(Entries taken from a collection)
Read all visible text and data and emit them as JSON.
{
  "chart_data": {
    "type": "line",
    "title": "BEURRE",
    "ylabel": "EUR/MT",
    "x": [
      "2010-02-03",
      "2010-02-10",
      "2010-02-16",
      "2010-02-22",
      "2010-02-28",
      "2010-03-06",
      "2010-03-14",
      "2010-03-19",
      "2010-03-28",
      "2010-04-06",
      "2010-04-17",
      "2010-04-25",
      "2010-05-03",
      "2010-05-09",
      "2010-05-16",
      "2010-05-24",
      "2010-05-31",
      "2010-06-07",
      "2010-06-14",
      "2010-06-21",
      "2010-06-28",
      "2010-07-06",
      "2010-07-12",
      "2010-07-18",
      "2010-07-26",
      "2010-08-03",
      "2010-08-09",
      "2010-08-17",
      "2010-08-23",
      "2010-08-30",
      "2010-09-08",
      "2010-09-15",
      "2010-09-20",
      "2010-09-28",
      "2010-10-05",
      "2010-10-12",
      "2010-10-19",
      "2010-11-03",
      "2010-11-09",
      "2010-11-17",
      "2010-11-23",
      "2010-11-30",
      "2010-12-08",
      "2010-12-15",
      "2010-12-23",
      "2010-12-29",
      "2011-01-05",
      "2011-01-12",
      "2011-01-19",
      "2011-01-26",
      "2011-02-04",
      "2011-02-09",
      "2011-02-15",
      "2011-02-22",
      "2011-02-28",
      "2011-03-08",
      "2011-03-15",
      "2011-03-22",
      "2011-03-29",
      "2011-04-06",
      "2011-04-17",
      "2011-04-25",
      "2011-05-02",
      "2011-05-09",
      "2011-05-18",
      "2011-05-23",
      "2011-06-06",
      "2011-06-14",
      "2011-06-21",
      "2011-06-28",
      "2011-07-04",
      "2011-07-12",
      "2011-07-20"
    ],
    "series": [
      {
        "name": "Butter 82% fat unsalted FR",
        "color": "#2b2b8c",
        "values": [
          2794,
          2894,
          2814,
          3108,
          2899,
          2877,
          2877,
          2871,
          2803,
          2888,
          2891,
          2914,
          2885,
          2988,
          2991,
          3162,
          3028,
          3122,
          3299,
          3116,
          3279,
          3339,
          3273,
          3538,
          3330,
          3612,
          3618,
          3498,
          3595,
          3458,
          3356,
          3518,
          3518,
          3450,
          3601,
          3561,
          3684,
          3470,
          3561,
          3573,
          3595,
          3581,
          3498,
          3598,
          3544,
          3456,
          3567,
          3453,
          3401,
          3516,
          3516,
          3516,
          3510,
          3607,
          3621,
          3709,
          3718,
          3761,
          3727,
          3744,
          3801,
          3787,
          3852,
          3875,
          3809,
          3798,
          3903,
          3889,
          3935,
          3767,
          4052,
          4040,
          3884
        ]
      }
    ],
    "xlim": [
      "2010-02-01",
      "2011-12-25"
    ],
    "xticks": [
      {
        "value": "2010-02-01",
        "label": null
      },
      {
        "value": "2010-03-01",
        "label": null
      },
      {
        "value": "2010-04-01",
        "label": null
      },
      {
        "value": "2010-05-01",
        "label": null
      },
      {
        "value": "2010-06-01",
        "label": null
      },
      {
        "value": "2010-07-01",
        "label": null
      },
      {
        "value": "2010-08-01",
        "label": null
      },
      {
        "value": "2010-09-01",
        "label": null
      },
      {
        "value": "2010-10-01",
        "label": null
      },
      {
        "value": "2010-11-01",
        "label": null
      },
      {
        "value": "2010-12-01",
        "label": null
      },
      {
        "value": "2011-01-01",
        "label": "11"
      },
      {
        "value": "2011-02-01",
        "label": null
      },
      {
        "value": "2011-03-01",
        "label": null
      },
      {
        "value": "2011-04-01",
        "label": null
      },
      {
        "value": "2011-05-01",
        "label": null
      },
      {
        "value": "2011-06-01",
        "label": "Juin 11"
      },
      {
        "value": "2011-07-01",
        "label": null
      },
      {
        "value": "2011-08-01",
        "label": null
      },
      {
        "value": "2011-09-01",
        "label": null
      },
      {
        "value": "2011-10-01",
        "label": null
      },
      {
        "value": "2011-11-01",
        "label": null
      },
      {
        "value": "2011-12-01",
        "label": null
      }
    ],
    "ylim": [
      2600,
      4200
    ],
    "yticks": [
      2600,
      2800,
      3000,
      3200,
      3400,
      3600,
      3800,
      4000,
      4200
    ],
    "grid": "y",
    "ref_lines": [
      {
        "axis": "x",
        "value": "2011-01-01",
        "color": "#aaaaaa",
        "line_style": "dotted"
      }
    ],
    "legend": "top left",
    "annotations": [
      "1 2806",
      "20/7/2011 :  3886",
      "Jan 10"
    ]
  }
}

» The task
Restate the data above exactly, keeping each word as it stands.

» Answer to the exercise
Read all visible text and data and emit them as JSON.
{
  "chart_data": {
    "type": "line",
    "title": "BEURRE",
    "ylabel": "EUR/MT",
    "x": [
      "2010-02-03",
      "2010-02-10",
      "2010-02-16",
      "2010-02-22",
      "2010-02-28",
      "2010-03-06",
      "2010-03-14",
      "2010-03-19",
      "2010-03-28",
      "2010-04-06",
      "2010-04-17",
      "2010-04-25",
      "2010-05-03",
      "2010-05-09",
      "2010-05-16",
      "2010-05-24",
      "2010-05-31",
      "2010-06-07",
      "2010-06-14",
      "2010-06-21",
      "2010-06-28",
      "2010-07-06",
      "2010-07-12",
      "2010-07-18",
      "2010-07-26",
      "2010-08-03",
      "2010-08-09",
      "2010-08-17",
      "2010-08-23",
      "2010-08-30",
      "2010-09-08",
      "2010-09-15",
      "2010-09-20",
      "2010-09-28",
      "2010-10-05",
      "2010-10-12",
      "2010-10-19",
      "2010-11-03",
      "2010-11-09",
      "2010-11-17",
      "2010-11-23",
      "2010-11-30",
      "2010-12-08",
      "2010-12-15",
      "2010-12-23",
      "2010-12-29",
      "2011-01-05",
      "2011-01-12",
      "2011-01-19",
      "2011-01-26",
      "2011-02-04",
      "2011-02-09",
      "2011-02-15",
      "2011-02-22",
      "2011-02-28",
      "2011-03-08",
      "2011-03-15",
      "2011-03-22",
      "2011-03-29",
      "2011-04-06",
      "2011-04-17",
      "2011-04-25",
      "2011-05-02",
      "2011-05-09",
      "2011-05-18",
      "2011-05-23",
      "2011-06-06",
      "2011-06-14",
      "2011-06-21",
      "2011-06-28",
      "2011-07-04",
      "2011-07-12",
      "2011-07-20"
    ],
    "series": [
      {
        "name": "Butter 82% fat unsalted FR",
        "color": "#2b2b8c",
        "values": [
          2794,
          2894,
          2814,
          3108,
          2899,
          2877,
          2877,
          2871,
          2803,
          2888,
          2891,
          2914,
          2885,
          2988,
          2991,
          3162,
          3028,
          3122,
          3299,
          3116,
          3279,
          3339,
          3273,
          3538,
          3330,
          3612,
          3618,
          3498,
          3595,
          3458,
          3356,
          3518,
          3518,
          3450,
          3601,
          3561,
          3684,
          3470,
          3561,
          3573,
          3595,
          3581,
          3498,
          3598,
          3544,
          3456,
          3567,
          3453,
          3401,
          3516,
          3516,
          3516,
          3510,
          3607,
          3621,
          3709,
          3718,
          3761,
          3727,
          3744,
          3801,
          3787,
          3852,
          3875,
          3809,
          3798,
          3903,
          3889,
          3935,
          3767,
          4052,
          4040,
          3884
        ]
      }
    ],
    "xlim": [
      "2010-02-01",
      "2011-12-25"
    ],
    "xticks": [
      {
        "value": "2010-02-01",
        "label": null
      },
      {
        "value": "2010-03-01",
        "label": null
      },
      {
        "value": "2010-04-01",
        "label": null
      },
      {
        "value": "2010-05-01",
        "label": null
      },
      {
        "value": "2010-06-01",
        "label": null
      },
      {
        "value": "2010-07-01",
        "label": null
      },
      {
        "value": "2010-08-01",
        "label": null
      },
      {
        "value": "2010-09-01",
        "label": null
      },
      {
        "value": "2010-10-01",
        "label": null
      },
      {
        "value": "2010-11-01",
        "label": null
      },
      {
        "value": "2010-12-01",
        "label": null
      },
      {
        "value": "2011-01-01",
        "label": "11"
      },
      {
        "value": "2011-02-01",
        "label": null
      },
      {
        "value": "2011-03-01",
        "label": null
      },
      {
        "value": "2011-04-01",
        "label": null
      },
      {
        "value": "2011-05-01",
        "label": null
      },
      {
        "value": "2011-06-01",
        "label": "Juin 11"
      },
      {
        "value": "2011-07-01",
        "label": null
      },
      {
        "value": "2011-08-01",
        "label": null
      },
      {
        "value": "2011-09-01",
        "label": null
      },
      {
        "value": "2011-10-01",
        "label": null
      },
      {
        "value": "2011-11-01",
        "label": null
      },
      {
        "value": "2011-12-01",
        "label": null
      }
    ],
    "ylim": [
      2600,
      4200
    ],
    "yticks": [
      2600,
      2800,
      3000,
      3200,
      3400,
      3600,
      3800,
      4000,
      4200
    ],
    "grid": "y",
    "ref_lines": [
      {
        "axis": "x",
        "value": "2011-01-01",
        "color": "#aaaaaa",
        "line_style": "dotted"
      }
    ],
    "legend": "top left",
    "annotations": [
      "1 2806",
      "20/7/2011 :  3886",
      "Jan 10"
    ]
  }
}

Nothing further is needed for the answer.